REQUEST: Every entry that follows should be reproduced exactly.

Part of a data file:
= = = =
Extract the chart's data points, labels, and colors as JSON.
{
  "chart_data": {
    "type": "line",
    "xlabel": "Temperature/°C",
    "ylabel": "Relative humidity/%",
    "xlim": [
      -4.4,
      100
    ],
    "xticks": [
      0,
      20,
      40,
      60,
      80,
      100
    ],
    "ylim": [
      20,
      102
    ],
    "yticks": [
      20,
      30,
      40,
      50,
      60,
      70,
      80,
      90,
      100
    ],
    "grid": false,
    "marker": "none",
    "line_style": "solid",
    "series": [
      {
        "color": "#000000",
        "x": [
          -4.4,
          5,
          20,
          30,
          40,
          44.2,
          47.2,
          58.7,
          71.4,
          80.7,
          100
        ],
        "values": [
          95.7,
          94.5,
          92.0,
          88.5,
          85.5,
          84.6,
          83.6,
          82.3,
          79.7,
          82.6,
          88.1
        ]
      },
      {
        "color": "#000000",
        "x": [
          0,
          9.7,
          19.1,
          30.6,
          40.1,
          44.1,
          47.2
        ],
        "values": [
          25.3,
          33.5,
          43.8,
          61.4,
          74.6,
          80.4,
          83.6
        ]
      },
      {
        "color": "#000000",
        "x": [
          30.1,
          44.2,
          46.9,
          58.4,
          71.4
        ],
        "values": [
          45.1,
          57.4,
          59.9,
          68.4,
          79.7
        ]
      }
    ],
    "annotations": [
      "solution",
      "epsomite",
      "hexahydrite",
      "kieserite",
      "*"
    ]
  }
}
= = = =
ANSWER TO THE EXERCISE:
Extract the chart's data points, labels, and colors as JSON.
{
  "chart_data": {
    "type": "line",
    "xlabel": "Temperature/°C",
    "ylabel": "Relative humidity/%",
    "xlim": [
      -4.4,
      100
    ],
    "xticks": [
      0,
      20,
      40,
      60,
      80,
      100
    ],
    "ylim": [
      20,
      102
    ],
    "yticks": [
      20,
      30,
      40,
      50,
      60,
      70,
      80,
      90,
      100
    ],
    "grid": false,
    "marker": "none",
    "line_style": "solid",
    "series": [
      {
        "color": "#000000",
        "x": [
          -4.4,
          5,
          20,
          30,
          40,
          44.2,
          47.2,
          58.7,
          71.4,
          80.7,
          100
        ],
        "values": [
          95.7,
          94.5,
          92.0,
          88.5,
          85.5,
          84.6,
          83.6,
          82.3,
          79.7,
          82.6,
          88.1
        ]
      },
      {
        "color": "#000000",
        "x": [
          0,
          9.7,
          19.1,
          30.6,
          40.1,
          44.1,
          47.2
        ],
        "values": [
          25.3,
          33.5,
          43.8,
          61.4,
          74.6,
          80.4,
          83.6
        ]
      },
      {
        "color": "#000000",
        "x": [
          30.1,
          44.2,
          46.9,
          58.4,
          71.4
        ],
        "values": [
          45.1,
          57.4,
          59.9,
          68.4,
          79.7
        ]
      }
    ],
    "annotations": [
      "solution",
      "epsomite",
      "hexahydrite",
      "kieserite",
      "*"
    ]
  }
}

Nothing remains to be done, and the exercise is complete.